§ **Problem details**
Wherever the string "text" appears, copy the whole line.

§ **Raw data**
------------------------------------------------------------------------
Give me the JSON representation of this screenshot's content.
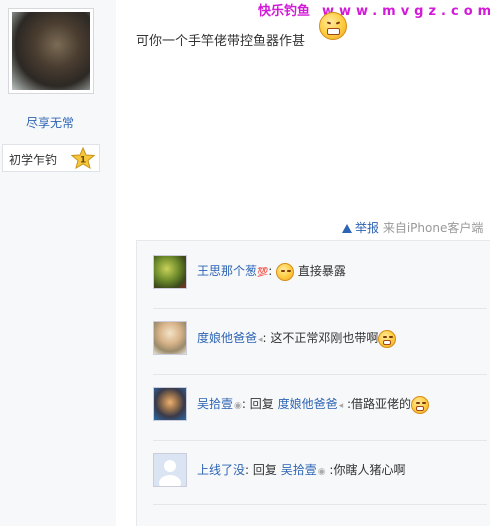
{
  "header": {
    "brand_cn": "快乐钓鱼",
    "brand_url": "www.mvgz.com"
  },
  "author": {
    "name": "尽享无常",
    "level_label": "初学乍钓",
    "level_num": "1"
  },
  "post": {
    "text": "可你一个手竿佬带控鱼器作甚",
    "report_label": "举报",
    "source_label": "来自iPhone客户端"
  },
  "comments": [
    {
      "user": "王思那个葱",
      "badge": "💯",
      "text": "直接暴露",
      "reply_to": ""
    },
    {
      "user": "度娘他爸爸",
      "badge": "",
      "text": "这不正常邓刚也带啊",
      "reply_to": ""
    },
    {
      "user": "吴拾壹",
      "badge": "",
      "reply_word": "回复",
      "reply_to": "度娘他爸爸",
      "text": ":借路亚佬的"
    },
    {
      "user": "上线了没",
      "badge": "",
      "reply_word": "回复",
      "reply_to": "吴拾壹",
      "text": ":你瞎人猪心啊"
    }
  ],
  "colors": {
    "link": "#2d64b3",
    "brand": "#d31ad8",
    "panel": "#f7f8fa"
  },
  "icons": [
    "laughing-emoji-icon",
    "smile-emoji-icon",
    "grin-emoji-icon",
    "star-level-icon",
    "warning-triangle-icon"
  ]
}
------------------------------------------------------------------------
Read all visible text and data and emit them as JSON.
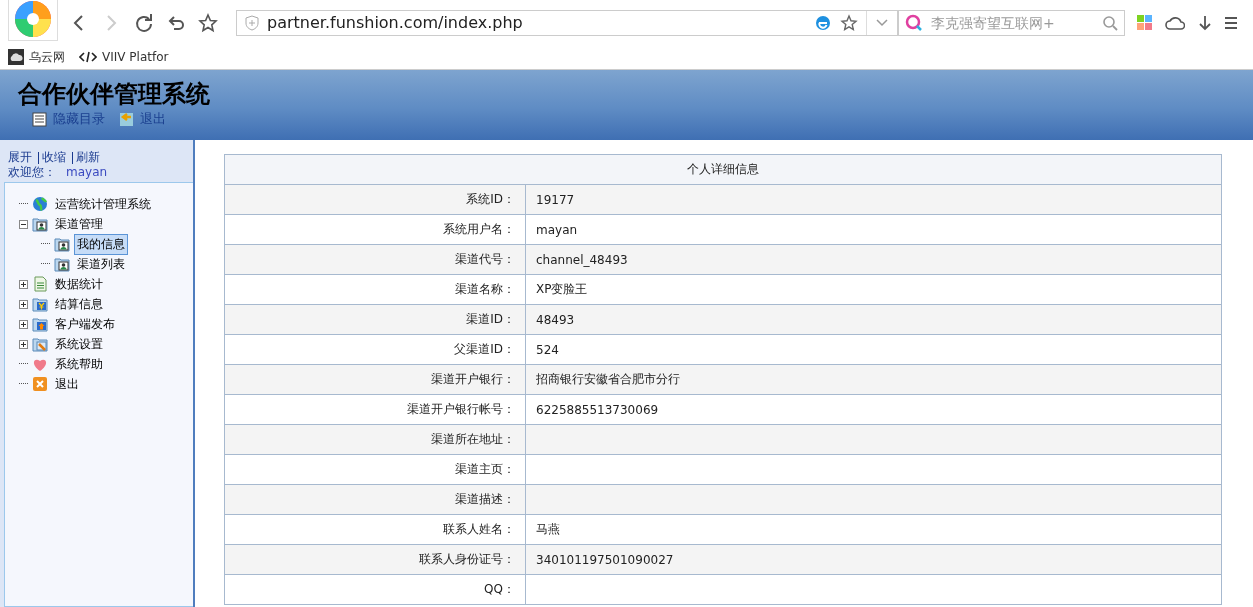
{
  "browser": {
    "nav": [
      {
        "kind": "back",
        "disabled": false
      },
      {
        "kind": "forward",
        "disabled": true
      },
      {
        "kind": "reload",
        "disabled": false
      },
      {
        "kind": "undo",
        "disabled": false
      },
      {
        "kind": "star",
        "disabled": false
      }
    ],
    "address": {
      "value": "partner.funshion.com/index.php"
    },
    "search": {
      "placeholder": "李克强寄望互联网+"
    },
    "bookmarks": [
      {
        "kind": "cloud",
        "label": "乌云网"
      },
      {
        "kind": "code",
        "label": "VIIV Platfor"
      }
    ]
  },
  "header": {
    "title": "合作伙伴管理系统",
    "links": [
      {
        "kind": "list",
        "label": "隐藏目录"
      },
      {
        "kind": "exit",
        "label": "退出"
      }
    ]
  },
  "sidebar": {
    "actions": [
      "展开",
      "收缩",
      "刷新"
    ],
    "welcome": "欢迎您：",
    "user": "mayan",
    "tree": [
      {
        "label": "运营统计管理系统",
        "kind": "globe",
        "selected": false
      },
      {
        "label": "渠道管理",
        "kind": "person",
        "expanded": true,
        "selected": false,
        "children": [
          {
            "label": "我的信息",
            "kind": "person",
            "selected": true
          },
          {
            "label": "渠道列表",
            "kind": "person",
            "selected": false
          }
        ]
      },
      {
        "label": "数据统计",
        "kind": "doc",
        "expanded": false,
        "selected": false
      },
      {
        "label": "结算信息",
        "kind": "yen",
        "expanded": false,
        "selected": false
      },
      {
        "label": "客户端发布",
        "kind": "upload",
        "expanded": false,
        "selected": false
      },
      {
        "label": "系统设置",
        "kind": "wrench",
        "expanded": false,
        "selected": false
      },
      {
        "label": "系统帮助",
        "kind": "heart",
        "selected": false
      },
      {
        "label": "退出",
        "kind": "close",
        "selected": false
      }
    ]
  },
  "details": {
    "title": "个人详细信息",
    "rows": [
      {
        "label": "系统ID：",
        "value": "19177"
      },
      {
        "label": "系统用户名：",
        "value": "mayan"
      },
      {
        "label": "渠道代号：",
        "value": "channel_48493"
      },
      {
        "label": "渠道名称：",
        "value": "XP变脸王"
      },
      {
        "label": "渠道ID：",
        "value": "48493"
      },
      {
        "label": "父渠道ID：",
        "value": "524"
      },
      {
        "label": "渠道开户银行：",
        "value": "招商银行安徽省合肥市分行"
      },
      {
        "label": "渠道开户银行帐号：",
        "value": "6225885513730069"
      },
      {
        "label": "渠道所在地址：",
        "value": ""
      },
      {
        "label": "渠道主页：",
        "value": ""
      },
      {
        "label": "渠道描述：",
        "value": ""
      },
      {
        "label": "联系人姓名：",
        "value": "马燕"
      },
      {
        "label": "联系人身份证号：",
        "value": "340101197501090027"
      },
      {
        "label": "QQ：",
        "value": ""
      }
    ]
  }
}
------------------------------------------------------------------------
§ **Correct result**
    "text": "可你一个手竿佬带控鱼器作甚",
      "text": "直接暴露",
      "text": "这不正常邓刚也带啊",
      "text": ":借路亚佬的"
      "text": ":你瞎人猪心啊"
Read all visible text and data and emit them as JSON.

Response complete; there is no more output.